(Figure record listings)
########################################
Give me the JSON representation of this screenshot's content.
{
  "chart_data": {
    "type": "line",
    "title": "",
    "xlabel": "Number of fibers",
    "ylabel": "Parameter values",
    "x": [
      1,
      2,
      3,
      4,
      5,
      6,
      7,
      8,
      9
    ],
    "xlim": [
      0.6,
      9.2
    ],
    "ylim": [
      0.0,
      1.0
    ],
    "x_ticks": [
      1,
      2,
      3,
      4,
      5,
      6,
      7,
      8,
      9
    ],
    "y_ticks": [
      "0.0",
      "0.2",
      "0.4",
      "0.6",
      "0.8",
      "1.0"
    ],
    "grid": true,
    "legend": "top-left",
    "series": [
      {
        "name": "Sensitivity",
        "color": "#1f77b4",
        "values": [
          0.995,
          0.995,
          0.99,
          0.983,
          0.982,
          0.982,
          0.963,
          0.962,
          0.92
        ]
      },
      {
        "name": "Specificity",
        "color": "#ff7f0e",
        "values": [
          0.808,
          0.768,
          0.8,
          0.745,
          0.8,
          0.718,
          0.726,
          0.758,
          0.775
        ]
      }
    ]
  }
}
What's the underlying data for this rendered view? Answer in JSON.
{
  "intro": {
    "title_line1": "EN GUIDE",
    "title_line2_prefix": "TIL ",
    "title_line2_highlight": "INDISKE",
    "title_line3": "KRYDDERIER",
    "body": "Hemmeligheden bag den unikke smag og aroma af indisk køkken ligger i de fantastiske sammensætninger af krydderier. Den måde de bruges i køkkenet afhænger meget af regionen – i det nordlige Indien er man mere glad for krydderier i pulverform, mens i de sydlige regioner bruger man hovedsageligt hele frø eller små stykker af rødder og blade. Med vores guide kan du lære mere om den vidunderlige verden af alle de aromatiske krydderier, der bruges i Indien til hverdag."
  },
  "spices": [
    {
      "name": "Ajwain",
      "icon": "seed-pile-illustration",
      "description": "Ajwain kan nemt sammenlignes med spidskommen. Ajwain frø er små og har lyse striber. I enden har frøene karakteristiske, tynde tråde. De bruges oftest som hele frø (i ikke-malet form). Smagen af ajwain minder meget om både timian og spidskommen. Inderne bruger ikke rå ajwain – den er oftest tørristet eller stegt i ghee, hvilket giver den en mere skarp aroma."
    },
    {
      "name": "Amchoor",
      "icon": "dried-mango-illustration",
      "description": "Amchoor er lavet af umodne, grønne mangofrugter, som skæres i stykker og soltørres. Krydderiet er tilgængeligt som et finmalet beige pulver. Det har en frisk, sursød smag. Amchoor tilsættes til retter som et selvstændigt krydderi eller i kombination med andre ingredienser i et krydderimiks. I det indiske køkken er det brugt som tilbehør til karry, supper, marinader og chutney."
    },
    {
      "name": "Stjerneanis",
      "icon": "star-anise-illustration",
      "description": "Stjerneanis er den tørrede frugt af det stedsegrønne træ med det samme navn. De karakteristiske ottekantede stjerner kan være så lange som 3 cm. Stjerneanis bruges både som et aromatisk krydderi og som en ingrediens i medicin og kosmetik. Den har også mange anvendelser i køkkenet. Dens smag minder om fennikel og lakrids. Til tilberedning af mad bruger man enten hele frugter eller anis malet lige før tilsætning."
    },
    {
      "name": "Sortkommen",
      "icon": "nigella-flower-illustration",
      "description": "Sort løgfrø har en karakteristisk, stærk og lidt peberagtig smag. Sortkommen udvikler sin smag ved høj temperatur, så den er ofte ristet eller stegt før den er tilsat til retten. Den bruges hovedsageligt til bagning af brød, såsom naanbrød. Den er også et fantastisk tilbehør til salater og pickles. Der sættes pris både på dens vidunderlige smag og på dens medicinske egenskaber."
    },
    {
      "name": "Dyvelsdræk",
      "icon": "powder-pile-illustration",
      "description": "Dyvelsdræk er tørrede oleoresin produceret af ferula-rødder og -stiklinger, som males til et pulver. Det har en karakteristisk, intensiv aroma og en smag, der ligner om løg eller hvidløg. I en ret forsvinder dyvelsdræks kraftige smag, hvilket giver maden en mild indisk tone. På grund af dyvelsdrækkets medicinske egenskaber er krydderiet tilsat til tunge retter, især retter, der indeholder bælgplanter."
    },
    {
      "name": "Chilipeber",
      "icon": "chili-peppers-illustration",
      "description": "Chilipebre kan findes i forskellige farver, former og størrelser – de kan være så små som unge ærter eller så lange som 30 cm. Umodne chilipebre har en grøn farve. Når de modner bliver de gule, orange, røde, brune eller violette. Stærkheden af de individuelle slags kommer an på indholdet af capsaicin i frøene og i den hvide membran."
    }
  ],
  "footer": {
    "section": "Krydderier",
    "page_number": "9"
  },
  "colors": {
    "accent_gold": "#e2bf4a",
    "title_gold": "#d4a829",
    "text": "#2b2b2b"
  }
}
########################################
## EXERCISE PROMPT
Your task is to repeat every entry exactly.

## FINISHED ANSWER
Give me the JSON representation of this screenshot's content.
{
  "chart_data": {
    "type": "line",
    "title": "",
    "xlabel": "Number of fibers",
    "ylabel": "Parameter values",
    "x": [
      1,
      2,
      3,
      4,
      5,
      6,
      7,
      8,
      9
    ],
    "xlim": [
      0.6,
      9.2
    ],
    "ylim": [
      0.0,
      1.0
    ],
    "x_ticks": [
      1,
      2,
      3,
      4,
      5,
      6,
      7,
      8,
      9
    ],
    "y_ticks": [
      "0.0",
      "0.2",
      "0.4",
      "0.6",
      "0.8",
      "1.0"
    ],
    "grid": true,
    "legend": "top-left",
    "series": [
      {
        "name": "Sensitivity",
        "color": "#1f77b4",
        "values": [
          0.995,
          0.995,
          0.99,
          0.983,
          0.982,
          0.982,
          0.963,
          0.962,
          0.92
        ]
      },
      {
        "name": "Specificity",
        "color": "#ff7f0e",
        "values": [
          0.808,
          0.768,
          0.8,
          0.745,
          0.8,
          0.718,
          0.726,
          0.758,
          0.775
        ]
      }
    ]
  }
}
What's the underlying data for this rendered view? Answer in JSON.
{
  "intro": {
    "title_line1": "EN GUIDE",
    "title_line2_prefix": "TIL ",
    "title_line2_highlight": "INDISKE",
    "title_line3": "KRYDDERIER",
    "body": "Hemmeligheden bag den unikke smag og aroma af indisk køkken ligger i de fantastiske sammensætninger af krydderier. Den måde de bruges i køkkenet afhænger meget af regionen – i det nordlige Indien er man mere glad for krydderier i pulverform, mens i de sydlige regioner bruger man hovedsageligt hele frø eller små stykker af rødder og blade. Med vores guide kan du lære mere om den vidunderlige verden af alle de aromatiske krydderier, der bruges i Indien til hverdag."
  },
  "spices": [
    {
      "name": "Ajwain",
      "icon": "seed-pile-illustration",
      "description": "Ajwain kan nemt sammenlignes med spidskommen. Ajwain frø er små og har lyse striber. I enden har frøene karakteristiske, tynde tråde. De bruges oftest som hele frø (i ikke-malet form). Smagen af ajwain minder meget om både timian og spidskommen. Inderne bruger ikke rå ajwain – den er oftest tørristet eller stegt i ghee, hvilket giver den en mere skarp aroma."
    },
    {
      "name": "Amchoor",
      "icon": "dried-mango-illustration",
      "description": "Amchoor er lavet af umodne, grønne mangofrugter, som skæres i stykker og soltørres. Krydderiet er tilgængeligt som et finmalet beige pulver. Det har en frisk, sursød smag. Amchoor tilsættes til retter som et selvstændigt krydderi eller i kombination med andre ingredienser i et krydderimiks. I det indiske køkken er det brugt som tilbehør til karry, supper, marinader og chutney."
    },
    {
      "name": "Stjerneanis",
      "icon": "star-anise-illustration",
      "description": "Stjerneanis er den tørrede frugt af det stedsegrønne træ med det samme navn. De karakteristiske ottekantede stjerner kan være så lange som 3 cm. Stjerneanis bruges både som et aromatisk krydderi og som en ingrediens i medicin og kosmetik. Den har også mange anvendelser i køkkenet. Dens smag minder om fennikel og lakrids. Til tilberedning af mad bruger man enten hele frugter eller anis malet lige før tilsætning."
    },
    {
      "name": "Sortkommen",
      "icon": "nigella-flower-illustration",
      "description": "Sort løgfrø har en karakteristisk, stærk og lidt peberagtig smag. Sortkommen udvikler sin smag ved høj temperatur, så den er ofte ristet eller stegt før den er tilsat til retten. Den bruges hovedsageligt til bagning af brød, såsom naanbrød. Den er også et fantastisk tilbehør til salater og pickles. Der sættes pris både på dens vidunderlige smag og på dens medicinske egenskaber."
    },
    {
      "name": "Dyvelsdræk",
      "icon": "powder-pile-illustration",
      "description": "Dyvelsdræk er tørrede oleoresin produceret af ferula-rødder og -stiklinger, som males til et pulver. Det har en karakteristisk, intensiv aroma og en smag, der ligner om løg eller hvidløg. I en ret forsvinder dyvelsdræks kraftige smag, hvilket giver maden en mild indisk tone. På grund af dyvelsdrækkets medicinske egenskaber er krydderiet tilsat til tunge retter, især retter, der indeholder bælgplanter."
    },
    {
      "name": "Chilipeber",
      "icon": "chili-peppers-illustration",
      "description": "Chilipebre kan findes i forskellige farver, former og størrelser – de kan være så små som unge ærter eller så lange som 30 cm. Umodne chilipebre har en grøn farve. Når de modner bliver de gule, orange, røde, brune eller violette. Stærkheden af de individuelle slags kommer an på indholdet af capsaicin i frøene og i den hvide membran."
    }
  ],
  "footer": {
    "section": "Krydderier",
    "page_number": "9"
  },
  "colors": {
    "accent_gold": "#e2bf4a",
    "title_gold": "#d4a829",
    "text": "#2b2b2b"
  }
}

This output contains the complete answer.